Records from a data source:
────────
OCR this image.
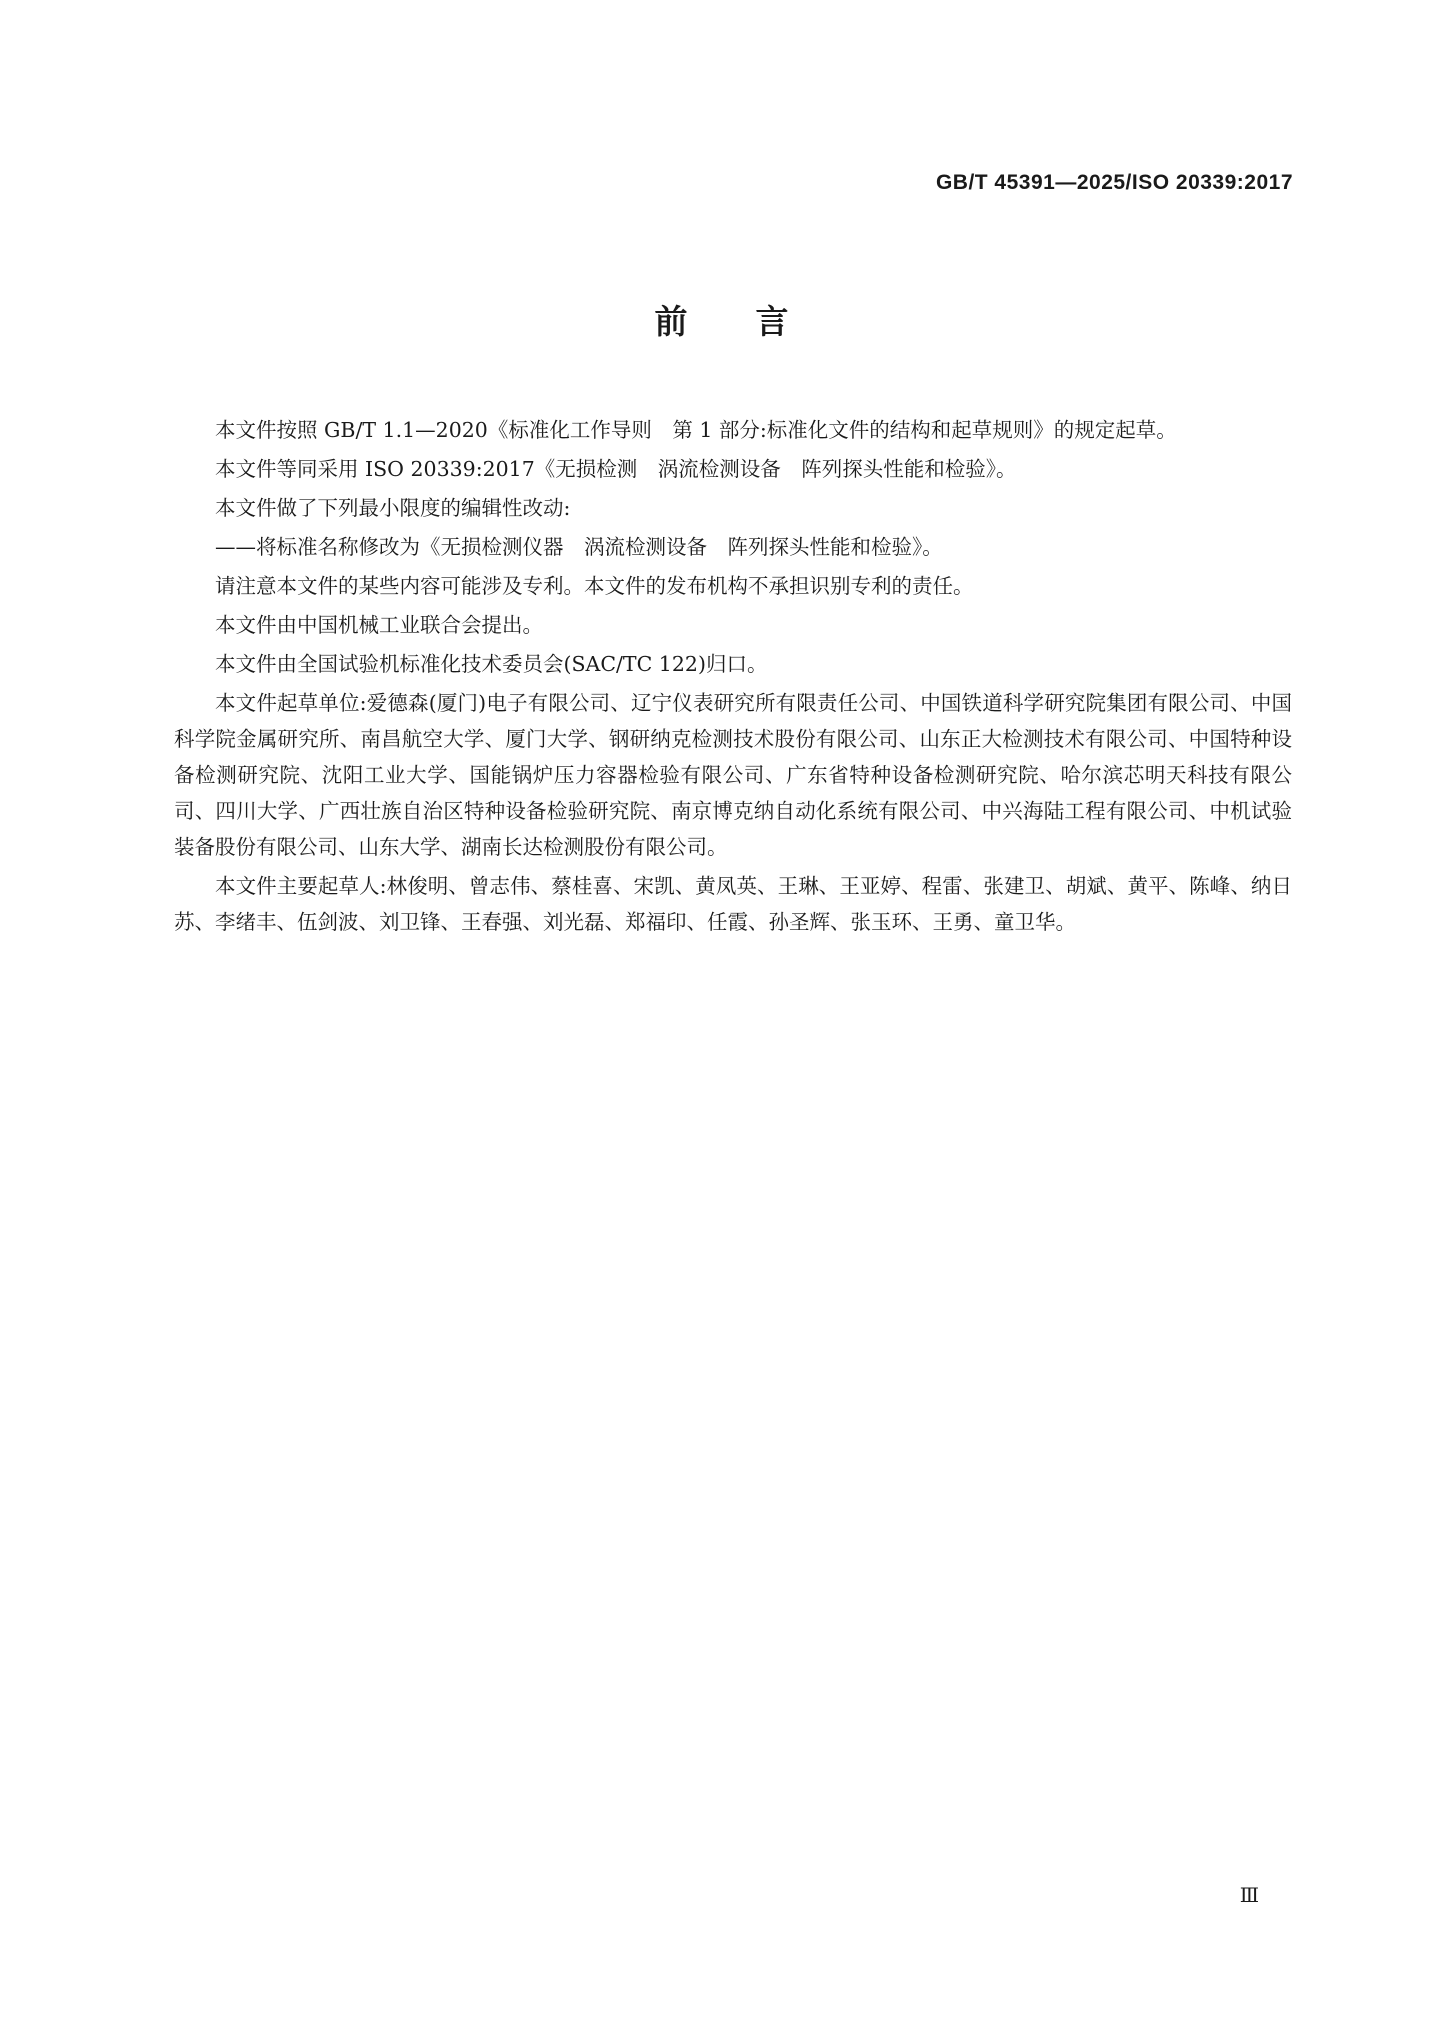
GB/T 45391—2025/ISO 20339:2017
前 言

本文件按照 GB/T 1.1—2020《标准化工作导则　第 1 部分:标准化文件的结构和起草规则》的规定起草。

本文件等同采用 ISO 20339:2017《无损检测　涡流检测设备　阵列探头性能和检验》。

本文件做了下列最小限度的编辑性改动:

——将标准名称修改为《无损检测仪器　涡流检测设备　阵列探头性能和检验》。

请注意本文件的某些内容可能涉及专利。本文件的发布机构不承担识别专利的责任。

本文件由中国机械工业联合会提出。

本文件由全国试验机标准化技术委员会(SAC/TC 122)归口。

本文件起草单位:爱德森(厦门)电子有限公司、辽宁仪表研究所有限责任公司、中国铁道科学研究院集团有限公司、中国科学院金属研究所、南昌航空大学、厦门大学、钢研纳克检测技术股份有限公司、山东正大检测技术有限公司、中国特种设备检测研究院、沈阳工业大学、国能锅炉压力容器检验有限公司、广东省特种设备检测研究院、哈尔滨芯明天科技有限公司、四川大学、广西壮族自治区特种设备检验研究院、南京博克纳自动化系统有限公司、中兴海陆工程有限公司、中机试验装备股份有限公司、山东大学、湖南长达检测股份有限公司。

本文件主要起草人:林俊明、曾志伟、蔡桂喜、宋凯、黄凤英、王琳、王亚婷、程雷、张建卫、胡斌、黄平、陈峰、纳日苏、李绪丰、伍剑波、刘卫锋、王春强、刘光磊、郑福印、任霞、孙圣辉、张玉环、王勇、童卫华。

Ⅲ
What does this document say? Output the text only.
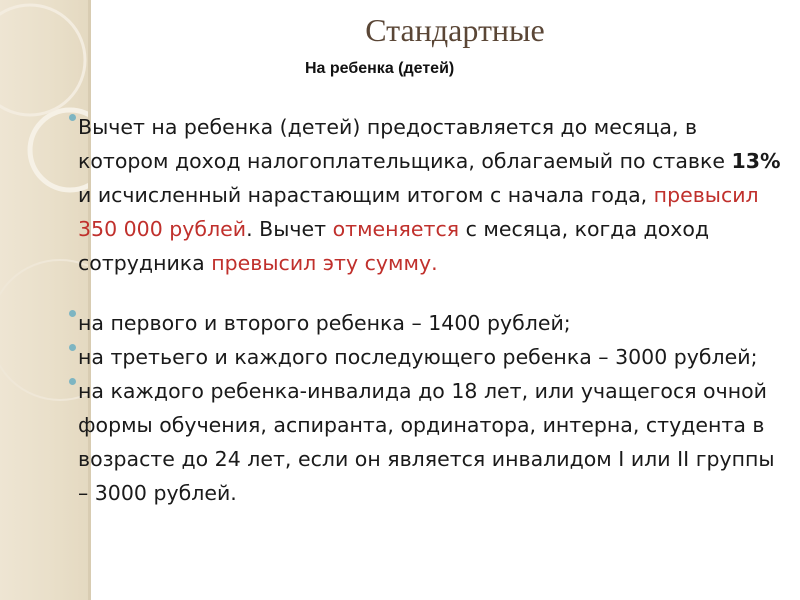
Стандартные
На ребенка (детей)
Вычет на ребенка (детей) предоставляется до месяца, в котором доход налогоплательщика, облагаемый по ставке 13% и исчисленный нарастающим итогом с начала года, превысил 350 000 рублей. Вычет отменяется с месяца, когда доход сотрудника превысил эту сумму.
на первого и второго ребенка – 1400 рублей;
на третьего и каждого последующего ребенка – 3000 рублей;
на каждого ребенка-инвалида до 18 лет, или учащегося очной формы обучения, аспиранта, ординатора, интерна, студента в возрасте до 24 лет, если он является инвалидом I или II группы – 3000 рублей.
────────
Restate verbatim the lines running from the line with "What does this" through the end of the material; both ends count, and images are omitted.

What does this document say? Output the text only.
Стандартные
На ребенка (детей)
Вычет на ребенка (детей) предоставляется до месяца, в котором доход налогоплательщика, облагаемый по ставке 13% и исчисленный нарастающим итогом с начала года, превысил 350 000 рублей. Вычет отменяется с месяца, когда доход сотрудника превысил эту сумму.
на первого и второго ребенка – 1400 рублей;
на третьего и каждого последующего ребенка – 3000 рублей;
на каждого ребенка-инвалида до 18 лет, или учащегося очной формы обучения, аспиранта, ординатора, интерна, студента в возрасте до 24 лет, если он является инвалидом I или II группы – 3000 рублей.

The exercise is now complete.